Some records
*****
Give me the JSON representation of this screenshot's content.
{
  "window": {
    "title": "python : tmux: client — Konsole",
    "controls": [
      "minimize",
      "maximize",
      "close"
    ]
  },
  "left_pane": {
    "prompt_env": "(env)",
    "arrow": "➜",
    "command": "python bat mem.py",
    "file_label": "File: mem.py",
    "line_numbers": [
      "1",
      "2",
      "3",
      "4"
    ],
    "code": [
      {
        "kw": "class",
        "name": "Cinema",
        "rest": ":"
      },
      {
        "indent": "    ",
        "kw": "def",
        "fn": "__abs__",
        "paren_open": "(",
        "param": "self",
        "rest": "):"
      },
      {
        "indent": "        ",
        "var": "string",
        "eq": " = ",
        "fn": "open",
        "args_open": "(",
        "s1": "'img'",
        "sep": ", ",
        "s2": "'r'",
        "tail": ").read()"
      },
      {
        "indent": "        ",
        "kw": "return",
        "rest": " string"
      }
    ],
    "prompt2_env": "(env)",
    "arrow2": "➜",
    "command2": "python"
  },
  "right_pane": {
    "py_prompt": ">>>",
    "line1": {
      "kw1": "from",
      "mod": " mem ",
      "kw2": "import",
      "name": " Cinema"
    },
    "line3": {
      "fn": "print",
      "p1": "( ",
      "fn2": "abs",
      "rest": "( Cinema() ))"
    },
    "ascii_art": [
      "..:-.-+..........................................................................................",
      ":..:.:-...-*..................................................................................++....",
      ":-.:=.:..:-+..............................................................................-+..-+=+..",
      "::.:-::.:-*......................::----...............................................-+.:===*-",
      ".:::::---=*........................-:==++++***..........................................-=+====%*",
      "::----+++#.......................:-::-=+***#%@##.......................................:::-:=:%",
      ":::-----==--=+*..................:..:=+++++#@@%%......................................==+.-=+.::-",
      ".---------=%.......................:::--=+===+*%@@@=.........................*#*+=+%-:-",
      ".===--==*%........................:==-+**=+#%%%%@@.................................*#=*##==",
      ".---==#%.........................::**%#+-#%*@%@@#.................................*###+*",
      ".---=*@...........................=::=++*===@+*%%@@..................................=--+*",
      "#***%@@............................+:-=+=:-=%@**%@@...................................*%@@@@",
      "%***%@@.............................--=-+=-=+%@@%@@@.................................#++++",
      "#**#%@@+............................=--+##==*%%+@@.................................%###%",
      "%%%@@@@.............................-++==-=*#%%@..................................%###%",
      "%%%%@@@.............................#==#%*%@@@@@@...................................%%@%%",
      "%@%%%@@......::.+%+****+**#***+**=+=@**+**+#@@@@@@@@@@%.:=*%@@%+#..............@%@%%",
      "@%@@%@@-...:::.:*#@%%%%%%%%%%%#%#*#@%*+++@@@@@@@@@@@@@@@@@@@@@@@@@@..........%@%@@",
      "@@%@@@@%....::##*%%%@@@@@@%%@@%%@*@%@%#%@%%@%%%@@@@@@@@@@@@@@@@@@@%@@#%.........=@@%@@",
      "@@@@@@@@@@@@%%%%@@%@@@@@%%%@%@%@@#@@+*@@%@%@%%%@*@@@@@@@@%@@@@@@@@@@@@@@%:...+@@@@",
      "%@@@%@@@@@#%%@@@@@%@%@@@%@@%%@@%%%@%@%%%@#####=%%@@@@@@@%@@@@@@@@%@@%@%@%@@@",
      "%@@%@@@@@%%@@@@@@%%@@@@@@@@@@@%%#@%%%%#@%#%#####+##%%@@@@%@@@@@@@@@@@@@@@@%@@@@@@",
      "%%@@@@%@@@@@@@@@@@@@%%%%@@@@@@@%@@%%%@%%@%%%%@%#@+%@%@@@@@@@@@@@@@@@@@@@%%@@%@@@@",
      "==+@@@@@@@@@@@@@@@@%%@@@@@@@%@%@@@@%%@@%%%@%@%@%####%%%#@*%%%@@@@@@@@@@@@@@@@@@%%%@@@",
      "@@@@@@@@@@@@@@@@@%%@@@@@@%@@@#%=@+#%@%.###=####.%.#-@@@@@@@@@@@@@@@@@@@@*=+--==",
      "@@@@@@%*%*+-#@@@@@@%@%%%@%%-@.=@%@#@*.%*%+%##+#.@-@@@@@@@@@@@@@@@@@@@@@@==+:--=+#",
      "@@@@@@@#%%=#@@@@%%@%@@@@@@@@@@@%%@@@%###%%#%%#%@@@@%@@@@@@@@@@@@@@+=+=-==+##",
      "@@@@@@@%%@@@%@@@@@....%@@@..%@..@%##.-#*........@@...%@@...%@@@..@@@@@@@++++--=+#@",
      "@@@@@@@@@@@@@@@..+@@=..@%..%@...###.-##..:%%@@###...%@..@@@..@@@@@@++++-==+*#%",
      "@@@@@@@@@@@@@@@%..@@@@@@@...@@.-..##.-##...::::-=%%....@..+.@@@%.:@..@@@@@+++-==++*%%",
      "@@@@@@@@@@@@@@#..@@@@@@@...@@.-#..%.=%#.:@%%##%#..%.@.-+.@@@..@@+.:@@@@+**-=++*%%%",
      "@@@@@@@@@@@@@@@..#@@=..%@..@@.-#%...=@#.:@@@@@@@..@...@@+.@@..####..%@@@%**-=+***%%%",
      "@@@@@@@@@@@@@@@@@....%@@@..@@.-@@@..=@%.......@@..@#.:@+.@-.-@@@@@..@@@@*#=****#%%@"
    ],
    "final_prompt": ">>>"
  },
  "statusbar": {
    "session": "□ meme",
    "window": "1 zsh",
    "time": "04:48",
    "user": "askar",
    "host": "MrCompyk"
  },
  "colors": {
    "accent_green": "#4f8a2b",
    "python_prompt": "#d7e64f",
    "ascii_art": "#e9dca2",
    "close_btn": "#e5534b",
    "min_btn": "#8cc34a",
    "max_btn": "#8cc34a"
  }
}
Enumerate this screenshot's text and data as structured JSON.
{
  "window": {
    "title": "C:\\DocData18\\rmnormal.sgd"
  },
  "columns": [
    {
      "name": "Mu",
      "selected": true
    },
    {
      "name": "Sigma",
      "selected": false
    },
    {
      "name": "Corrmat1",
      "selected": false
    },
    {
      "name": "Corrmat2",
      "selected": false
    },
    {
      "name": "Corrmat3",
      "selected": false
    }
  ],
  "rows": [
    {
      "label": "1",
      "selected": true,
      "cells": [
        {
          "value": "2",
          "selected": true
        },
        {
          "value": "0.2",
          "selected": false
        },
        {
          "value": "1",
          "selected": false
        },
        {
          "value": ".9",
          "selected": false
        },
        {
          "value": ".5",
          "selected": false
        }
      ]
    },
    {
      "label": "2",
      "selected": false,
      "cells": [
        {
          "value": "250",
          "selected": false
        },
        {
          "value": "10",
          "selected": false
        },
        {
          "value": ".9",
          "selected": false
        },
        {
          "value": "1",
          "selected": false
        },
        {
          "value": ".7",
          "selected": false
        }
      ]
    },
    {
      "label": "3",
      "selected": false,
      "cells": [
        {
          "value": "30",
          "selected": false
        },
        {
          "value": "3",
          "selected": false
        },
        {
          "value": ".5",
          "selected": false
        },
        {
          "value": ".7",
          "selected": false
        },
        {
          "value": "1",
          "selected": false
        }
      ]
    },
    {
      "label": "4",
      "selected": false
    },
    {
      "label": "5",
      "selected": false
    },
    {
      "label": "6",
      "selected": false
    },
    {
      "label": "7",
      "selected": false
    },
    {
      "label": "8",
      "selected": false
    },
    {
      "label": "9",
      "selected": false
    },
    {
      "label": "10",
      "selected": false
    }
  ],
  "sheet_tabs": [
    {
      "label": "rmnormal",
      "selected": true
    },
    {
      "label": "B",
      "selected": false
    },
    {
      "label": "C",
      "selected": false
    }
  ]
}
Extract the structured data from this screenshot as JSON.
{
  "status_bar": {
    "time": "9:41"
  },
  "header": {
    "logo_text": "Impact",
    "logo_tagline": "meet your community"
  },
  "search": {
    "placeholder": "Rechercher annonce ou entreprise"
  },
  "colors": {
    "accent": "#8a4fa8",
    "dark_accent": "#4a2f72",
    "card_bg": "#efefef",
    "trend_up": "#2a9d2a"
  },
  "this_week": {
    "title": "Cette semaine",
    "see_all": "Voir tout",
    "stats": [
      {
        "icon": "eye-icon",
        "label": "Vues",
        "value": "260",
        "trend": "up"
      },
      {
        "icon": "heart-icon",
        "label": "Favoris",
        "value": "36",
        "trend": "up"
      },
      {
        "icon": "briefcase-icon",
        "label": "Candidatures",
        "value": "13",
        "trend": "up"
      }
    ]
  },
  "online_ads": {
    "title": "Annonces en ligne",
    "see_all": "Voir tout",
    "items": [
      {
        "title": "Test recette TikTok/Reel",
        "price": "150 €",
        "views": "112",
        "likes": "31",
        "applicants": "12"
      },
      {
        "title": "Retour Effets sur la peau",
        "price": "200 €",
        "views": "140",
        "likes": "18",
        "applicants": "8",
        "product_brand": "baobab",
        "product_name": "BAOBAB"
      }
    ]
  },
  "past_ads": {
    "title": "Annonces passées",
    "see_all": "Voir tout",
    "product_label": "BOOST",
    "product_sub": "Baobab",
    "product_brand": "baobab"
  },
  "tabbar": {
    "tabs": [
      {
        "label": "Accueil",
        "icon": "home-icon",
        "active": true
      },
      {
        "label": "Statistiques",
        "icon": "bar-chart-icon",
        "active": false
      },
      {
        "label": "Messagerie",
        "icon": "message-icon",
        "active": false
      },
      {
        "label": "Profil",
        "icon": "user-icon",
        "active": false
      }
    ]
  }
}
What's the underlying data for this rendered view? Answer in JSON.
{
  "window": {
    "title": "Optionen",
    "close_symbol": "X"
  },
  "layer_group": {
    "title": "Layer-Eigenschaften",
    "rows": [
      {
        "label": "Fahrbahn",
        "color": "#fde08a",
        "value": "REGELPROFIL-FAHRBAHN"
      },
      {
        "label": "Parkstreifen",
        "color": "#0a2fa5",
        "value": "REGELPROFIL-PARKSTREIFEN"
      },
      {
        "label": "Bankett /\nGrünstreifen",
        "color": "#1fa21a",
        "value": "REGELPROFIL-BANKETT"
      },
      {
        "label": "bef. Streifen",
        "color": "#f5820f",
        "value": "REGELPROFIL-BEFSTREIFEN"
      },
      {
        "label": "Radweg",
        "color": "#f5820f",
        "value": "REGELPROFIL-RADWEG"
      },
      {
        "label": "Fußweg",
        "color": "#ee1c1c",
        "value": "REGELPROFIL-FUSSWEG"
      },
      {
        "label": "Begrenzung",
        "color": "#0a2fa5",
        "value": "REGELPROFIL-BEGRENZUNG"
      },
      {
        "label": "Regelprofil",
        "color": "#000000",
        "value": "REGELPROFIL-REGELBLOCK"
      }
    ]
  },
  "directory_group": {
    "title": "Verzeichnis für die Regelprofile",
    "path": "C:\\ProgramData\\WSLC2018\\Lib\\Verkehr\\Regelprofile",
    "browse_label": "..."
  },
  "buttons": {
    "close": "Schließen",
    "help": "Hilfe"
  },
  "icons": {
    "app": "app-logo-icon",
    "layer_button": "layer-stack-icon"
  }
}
*****
Exercise directions ▸ Say how many lines contain "JSON", and give nothing but that number.

Exercise result ▸ 4